(Verilen Metin):
= = = = = = =

Balkanlardan Siyasi Mizah:
Ko to toma peva / Who Sings Over There
sözde yazar
Salı, Temmuz 22, 2014
1980
,
film
,
İkinci Dünya Savaşı
,
Ko to toma peva
,
Sırp Filmi
,
Slobodan Sijan.
,
Şarkı Söyleyen Kim
,
Who Sings Over There
,
Yugoslavya
Hiç yorum yok
Ko to tamo peva (Who Sings Over There / Şarkı Söyleyen Kim) 1980 yapımı bir Yugoslavya filmi. Artık Yugoslavya diye bir ülke olmadığından Sırp filmi diyebiliriz.
Film, İkinci Dünya Savaşı döneminde geçiyor. 1941 yılında Nazi Almanya'sının Yugoslavya'ya girmesiyle, Sırplar da bu savaşa dahil olmuştur. Savaş acıyı da beraberinde getirir. Bu acı üzerinden pek çok film çekildi. Ko to tamo peva'yı farklı yapan ise savaşın etkilerini ve toplumsal sınıf farkını, mizahi bir dille anlatması.

= = = = = = =

(Yapılacak İş): Yukarıdaki film yazısında "Film, İkinci Dünya" sözlerini içeren ifadeyle açılıp "bir dille anlatması." ile kapanan kısmı harfi harfine yineleyin. Aşağıdaki satırlar bu iş için gerekli değil.

(Verilen Malzeme):

= = = = = = =

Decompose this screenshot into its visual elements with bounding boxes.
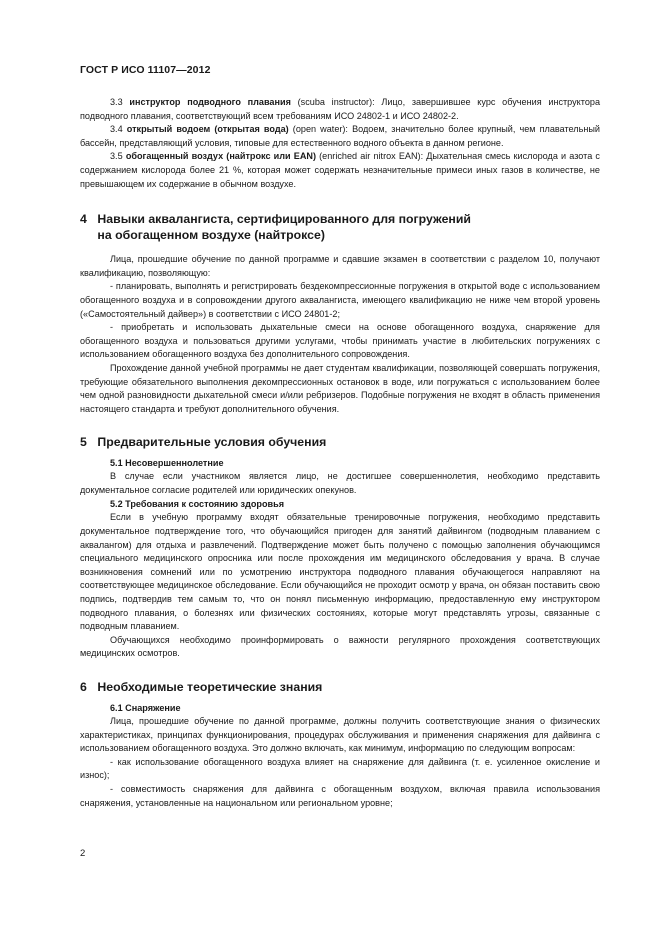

= = = = = = =

(Alıştırma Cevabı):
Film, İkinci Dünya Savaşı döneminde geçiyor. 1941 yılında Nazi Almanya'sının Yugoslavya'ya girmesiyle, Sırplar da bu savaşa dahil olmuştur. Savaş acıyı da beraberinde getirir. Bu acı üzerinden pek çok film çekildi. Ko to tamo peva'yı farklı yapan ise savaşın etkilerini ve toplumsal sınıf farkını, mizahi bir dille anlatması.